• Instructions to follow: Please pull out every line that includes the string "feature".

• Working data:
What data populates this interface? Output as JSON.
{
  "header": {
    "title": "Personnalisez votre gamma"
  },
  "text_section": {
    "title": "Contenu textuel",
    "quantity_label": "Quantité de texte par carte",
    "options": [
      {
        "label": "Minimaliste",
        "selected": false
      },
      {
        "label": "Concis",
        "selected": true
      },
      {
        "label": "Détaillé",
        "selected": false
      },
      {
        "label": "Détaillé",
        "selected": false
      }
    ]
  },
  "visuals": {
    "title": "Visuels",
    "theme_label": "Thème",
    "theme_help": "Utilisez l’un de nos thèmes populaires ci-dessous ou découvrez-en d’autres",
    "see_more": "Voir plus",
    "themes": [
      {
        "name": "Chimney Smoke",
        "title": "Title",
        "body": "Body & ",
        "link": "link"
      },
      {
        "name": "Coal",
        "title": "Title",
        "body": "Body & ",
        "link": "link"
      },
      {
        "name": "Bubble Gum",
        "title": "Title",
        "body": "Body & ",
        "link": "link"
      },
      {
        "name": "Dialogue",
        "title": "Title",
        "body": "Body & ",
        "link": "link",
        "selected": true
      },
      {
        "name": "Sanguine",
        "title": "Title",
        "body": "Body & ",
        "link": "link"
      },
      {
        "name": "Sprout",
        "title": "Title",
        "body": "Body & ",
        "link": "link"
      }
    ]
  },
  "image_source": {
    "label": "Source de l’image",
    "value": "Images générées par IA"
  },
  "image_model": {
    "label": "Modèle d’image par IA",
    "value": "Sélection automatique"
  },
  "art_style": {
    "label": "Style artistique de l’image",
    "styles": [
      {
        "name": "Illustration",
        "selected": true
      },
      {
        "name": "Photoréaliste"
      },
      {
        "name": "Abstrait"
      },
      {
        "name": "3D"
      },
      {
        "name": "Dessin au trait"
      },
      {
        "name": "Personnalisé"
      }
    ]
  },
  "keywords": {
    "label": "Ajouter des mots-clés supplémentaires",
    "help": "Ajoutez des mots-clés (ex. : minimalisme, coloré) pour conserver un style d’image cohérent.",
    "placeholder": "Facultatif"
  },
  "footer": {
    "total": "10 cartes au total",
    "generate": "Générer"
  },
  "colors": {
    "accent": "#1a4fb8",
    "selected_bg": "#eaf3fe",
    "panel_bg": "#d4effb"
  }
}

* * *

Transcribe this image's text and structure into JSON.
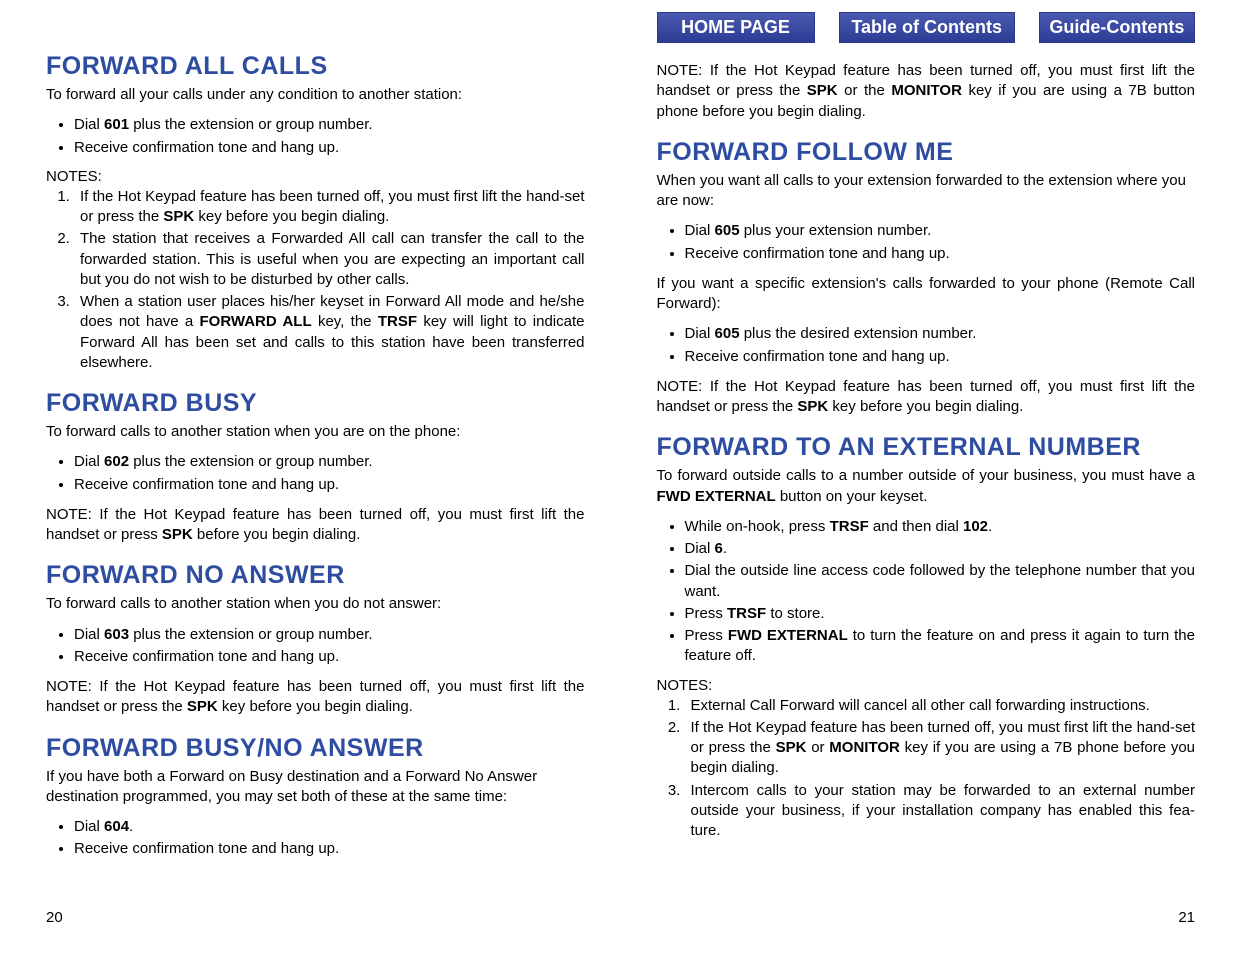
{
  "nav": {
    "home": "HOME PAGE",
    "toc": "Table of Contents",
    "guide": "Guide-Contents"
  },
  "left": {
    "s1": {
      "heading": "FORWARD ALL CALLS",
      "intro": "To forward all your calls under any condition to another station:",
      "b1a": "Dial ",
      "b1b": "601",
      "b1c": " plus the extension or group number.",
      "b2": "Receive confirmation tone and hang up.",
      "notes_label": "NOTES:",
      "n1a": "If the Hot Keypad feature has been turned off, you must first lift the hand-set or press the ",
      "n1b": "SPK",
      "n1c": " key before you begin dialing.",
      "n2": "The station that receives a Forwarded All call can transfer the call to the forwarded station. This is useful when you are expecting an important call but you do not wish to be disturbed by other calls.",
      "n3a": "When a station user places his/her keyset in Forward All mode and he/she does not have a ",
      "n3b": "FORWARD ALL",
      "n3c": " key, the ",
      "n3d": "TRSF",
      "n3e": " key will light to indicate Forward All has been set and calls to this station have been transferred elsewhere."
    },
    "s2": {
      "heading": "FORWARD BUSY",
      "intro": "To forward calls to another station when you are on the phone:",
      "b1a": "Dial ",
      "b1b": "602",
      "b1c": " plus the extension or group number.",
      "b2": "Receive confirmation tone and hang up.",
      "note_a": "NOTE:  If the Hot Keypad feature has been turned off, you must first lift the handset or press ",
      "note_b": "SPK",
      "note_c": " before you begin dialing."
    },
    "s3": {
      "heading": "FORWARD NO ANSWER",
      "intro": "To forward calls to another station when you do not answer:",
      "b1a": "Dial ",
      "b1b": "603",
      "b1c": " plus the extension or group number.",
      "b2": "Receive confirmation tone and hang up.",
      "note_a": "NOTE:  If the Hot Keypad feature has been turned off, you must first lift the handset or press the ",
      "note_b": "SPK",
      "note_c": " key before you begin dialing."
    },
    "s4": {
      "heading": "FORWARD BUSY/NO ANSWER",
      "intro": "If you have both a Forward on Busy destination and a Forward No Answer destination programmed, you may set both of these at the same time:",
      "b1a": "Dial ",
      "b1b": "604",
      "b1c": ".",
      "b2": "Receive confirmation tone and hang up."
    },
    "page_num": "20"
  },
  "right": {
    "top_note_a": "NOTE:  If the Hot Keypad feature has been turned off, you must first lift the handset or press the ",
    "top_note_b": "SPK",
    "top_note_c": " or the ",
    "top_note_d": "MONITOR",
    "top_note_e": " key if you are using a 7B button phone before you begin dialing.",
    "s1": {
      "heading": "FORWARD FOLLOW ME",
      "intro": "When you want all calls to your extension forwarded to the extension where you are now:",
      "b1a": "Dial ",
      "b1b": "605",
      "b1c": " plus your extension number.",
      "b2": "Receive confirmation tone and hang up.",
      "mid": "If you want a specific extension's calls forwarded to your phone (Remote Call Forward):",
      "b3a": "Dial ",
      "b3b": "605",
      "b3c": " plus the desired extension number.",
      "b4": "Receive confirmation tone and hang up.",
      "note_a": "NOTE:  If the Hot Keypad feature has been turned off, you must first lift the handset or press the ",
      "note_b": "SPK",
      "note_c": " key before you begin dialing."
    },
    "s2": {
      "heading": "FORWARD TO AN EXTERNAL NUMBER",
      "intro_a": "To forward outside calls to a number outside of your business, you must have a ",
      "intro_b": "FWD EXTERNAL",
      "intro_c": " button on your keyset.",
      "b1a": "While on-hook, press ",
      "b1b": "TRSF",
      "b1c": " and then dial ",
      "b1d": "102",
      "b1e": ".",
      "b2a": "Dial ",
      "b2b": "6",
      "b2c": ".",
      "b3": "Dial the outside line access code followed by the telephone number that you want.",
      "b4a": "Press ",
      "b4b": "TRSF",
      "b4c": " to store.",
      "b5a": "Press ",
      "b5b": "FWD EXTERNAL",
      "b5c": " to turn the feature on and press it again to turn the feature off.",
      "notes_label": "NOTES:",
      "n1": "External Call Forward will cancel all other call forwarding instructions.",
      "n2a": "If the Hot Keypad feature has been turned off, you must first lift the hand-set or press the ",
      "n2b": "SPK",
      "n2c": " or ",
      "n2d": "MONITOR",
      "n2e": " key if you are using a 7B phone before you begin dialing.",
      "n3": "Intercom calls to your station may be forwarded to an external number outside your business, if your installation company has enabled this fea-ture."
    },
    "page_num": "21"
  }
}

• Exercise answer:
      "n1a": "If the Hot Keypad feature has been turned off, you must first lift the hand-set or press the ",
      "note_a": "NOTE:  If the Hot Keypad feature has been turned off, you must first lift the handset or press ",
      "note_a": "NOTE:  If the Hot Keypad feature has been turned off, you must first lift the handset or press the ",
    "top_note_a": "NOTE:  If the Hot Keypad feature has been turned off, you must first lift the handset or press the ",
      "note_a": "NOTE:  If the Hot Keypad feature has been turned off, you must first lift the handset or press the ",
      "b5c": " to turn the feature on and press it again to turn the feature off.",
      "n2a": "If the Hot Keypad feature has been turned off, you must first lift the hand-set or press the ",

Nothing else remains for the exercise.